* [Goal of the exercise]: Can you render the listing, from its first line through the line containing "row-label-text: PPh Pasal", as a numbered list with any blank lines omitted?

* [Listing]:
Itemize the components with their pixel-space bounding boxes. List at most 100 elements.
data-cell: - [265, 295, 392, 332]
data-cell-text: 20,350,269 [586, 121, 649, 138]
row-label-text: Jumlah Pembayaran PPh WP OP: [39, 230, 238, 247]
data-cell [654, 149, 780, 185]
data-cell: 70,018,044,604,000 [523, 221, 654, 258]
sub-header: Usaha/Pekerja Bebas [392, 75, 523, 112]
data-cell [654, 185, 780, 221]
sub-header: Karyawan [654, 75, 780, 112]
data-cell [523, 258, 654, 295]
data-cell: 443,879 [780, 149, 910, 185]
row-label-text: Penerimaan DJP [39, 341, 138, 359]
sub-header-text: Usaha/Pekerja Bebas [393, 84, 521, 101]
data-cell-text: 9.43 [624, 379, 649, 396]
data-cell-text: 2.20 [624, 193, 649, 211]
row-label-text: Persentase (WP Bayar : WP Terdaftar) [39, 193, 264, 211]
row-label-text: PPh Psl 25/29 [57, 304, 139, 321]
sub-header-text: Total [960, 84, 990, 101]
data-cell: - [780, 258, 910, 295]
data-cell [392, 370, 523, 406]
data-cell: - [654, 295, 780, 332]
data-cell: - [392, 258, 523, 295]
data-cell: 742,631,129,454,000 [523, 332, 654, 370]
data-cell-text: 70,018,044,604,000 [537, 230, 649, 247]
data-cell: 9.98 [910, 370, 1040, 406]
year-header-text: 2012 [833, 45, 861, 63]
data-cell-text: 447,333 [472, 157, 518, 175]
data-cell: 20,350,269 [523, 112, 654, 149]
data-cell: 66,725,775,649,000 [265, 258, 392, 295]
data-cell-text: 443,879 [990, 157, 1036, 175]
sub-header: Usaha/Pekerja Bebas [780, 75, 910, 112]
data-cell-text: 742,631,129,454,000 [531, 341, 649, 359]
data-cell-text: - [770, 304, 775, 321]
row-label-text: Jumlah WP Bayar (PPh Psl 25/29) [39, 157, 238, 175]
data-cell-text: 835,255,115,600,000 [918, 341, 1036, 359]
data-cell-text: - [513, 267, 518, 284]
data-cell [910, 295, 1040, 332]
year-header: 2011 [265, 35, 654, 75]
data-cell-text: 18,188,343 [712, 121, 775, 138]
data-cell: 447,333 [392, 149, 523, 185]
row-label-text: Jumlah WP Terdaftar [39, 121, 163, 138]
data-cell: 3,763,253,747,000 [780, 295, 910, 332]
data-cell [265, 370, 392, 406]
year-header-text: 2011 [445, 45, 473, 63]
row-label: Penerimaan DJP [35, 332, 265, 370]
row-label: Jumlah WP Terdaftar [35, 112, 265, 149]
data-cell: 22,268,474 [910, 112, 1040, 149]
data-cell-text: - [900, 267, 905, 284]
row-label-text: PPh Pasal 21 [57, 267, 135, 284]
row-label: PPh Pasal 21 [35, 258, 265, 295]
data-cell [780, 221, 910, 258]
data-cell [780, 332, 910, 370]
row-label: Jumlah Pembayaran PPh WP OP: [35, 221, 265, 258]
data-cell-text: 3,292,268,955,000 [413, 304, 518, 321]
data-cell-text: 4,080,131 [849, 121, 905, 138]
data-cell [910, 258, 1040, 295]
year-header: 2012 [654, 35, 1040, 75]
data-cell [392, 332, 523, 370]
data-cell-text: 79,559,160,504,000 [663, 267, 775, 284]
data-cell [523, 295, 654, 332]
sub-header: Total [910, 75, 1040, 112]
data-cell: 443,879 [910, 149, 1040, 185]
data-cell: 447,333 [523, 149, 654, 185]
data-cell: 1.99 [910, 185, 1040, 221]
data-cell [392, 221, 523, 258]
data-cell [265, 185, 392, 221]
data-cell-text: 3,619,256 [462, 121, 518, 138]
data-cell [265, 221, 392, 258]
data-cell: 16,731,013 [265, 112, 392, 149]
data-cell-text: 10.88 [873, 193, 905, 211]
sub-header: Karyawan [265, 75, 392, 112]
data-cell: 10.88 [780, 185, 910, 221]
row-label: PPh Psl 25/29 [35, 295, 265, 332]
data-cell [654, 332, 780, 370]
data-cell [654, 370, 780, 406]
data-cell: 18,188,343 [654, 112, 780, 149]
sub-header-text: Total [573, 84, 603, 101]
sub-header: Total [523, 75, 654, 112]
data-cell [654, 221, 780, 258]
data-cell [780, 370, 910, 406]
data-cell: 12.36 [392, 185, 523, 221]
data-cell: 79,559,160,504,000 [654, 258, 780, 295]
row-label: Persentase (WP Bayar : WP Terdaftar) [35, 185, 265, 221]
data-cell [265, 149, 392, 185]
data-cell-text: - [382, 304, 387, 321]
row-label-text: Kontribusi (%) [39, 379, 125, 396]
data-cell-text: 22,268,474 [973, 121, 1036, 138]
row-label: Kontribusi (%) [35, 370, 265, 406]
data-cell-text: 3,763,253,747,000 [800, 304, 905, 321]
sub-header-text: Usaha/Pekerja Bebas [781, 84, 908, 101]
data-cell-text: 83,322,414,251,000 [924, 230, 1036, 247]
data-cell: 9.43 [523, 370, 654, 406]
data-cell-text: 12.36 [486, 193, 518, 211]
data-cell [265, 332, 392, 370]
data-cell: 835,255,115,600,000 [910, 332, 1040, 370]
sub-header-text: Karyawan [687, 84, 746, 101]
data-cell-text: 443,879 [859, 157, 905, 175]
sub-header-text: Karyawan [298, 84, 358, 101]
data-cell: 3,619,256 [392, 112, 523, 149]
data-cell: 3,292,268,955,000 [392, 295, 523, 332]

* [Result below]:
1. Itemize the components with their pixel-space bounding boxes. List at most 100 elements.
2. data-cell: - [265, 295, 392, 332]
3. data-cell-text: 20,350,269 [586, 121, 649, 138]
4. row-label-text: Jumlah Pembayaran PPh WP OP: [39, 230, 238, 247]
5. data-cell [654, 149, 780, 185]
6. data-cell: 70,018,044,604,000 [523, 221, 654, 258]
7. sub-header: Usaha/Pekerja Bebas [392, 75, 523, 112]
8. data-cell [654, 185, 780, 221]
9. sub-header: Karyawan [654, 75, 780, 112]
10. data-cell [523, 258, 654, 295]
11. data-cell: 443,879 [780, 149, 910, 185]
12. row-label-text: Penerimaan DJP [39, 341, 138, 359]
13. sub-header-text: Usaha/Pekerja Bebas [393, 84, 521, 101]
14. data-cell-text: 9.43 [624, 379, 649, 396]
15. data-cell-text: 2.20 [624, 193, 649, 211]
16. row-label-text: Persentase (WP Bayar : WP Terdaftar) [39, 193, 264, 211]
17. row-label-text: PPh Psl 25/29 [57, 304, 139, 321]
18. sub-header-text: Total [960, 84, 990, 101]
19. data-cell: - [780, 258, 910, 295]
20. data-cell [392, 370, 523, 406]
21. data-cell: - [654, 295, 780, 332]
22. data-cell: - [392, 258, 523, 295]
23. data-cell: 742,631,129,454,000 [523, 332, 654, 370]
24. data-cell-text: 70,018,044,604,000 [537, 230, 649, 247]
25. data-cell: 9.98 [910, 370, 1040, 406]
26. year-header-text: 2012 [833, 45, 861, 63]
27. data-cell-text: 447,333 [472, 157, 518, 175]
28. data-cell: 20,350,269 [523, 112, 654, 149]
29. data-cell: 66,725,775,649,000 [265, 258, 392, 295]
30. data-cell-text: 443,879 [990, 157, 1036, 175]
31. sub-header: Usaha/Pekerja Bebas [780, 75, 910, 112]
32. data-cell-text: 742,631,129,454,000 [531, 341, 649, 359]
33. data-cell-text: - [770, 304, 775, 321]
34. row-label-text: Jumlah WP Bayar (PPh Psl 25/29) [39, 157, 238, 175]
35. data-cell-text: 835,255,115,600,000 [918, 341, 1036, 359]
36. data-cell-text: - [513, 267, 518, 284]
37. data-cell [910, 295, 1040, 332]
38. year-header: 2011 [265, 35, 654, 75]
39. data-cell-text: 18,188,343 [712, 121, 775, 138]
40. data-cell: 447,333 [392, 149, 523, 185]
41. row-label-text: Jumlah WP Terdaftar [39, 121, 163, 138]
42. data-cell: 3,763,253,747,000 [780, 295, 910, 332]
43. data-cell [265, 370, 392, 406]
44. year-header-text: 2011 [445, 45, 473, 63]
45. row-label: Penerimaan DJP [35, 332, 265, 370]
46. row-label: Jumlah WP Terdaftar [35, 112, 265, 149]
47. data-cell: 22,268,474 [910, 112, 1040, 149]
48. data-cell-text: - [900, 267, 905, 284]
49. row-label-text: PPh Pasal 21 [57, 267, 135, 284]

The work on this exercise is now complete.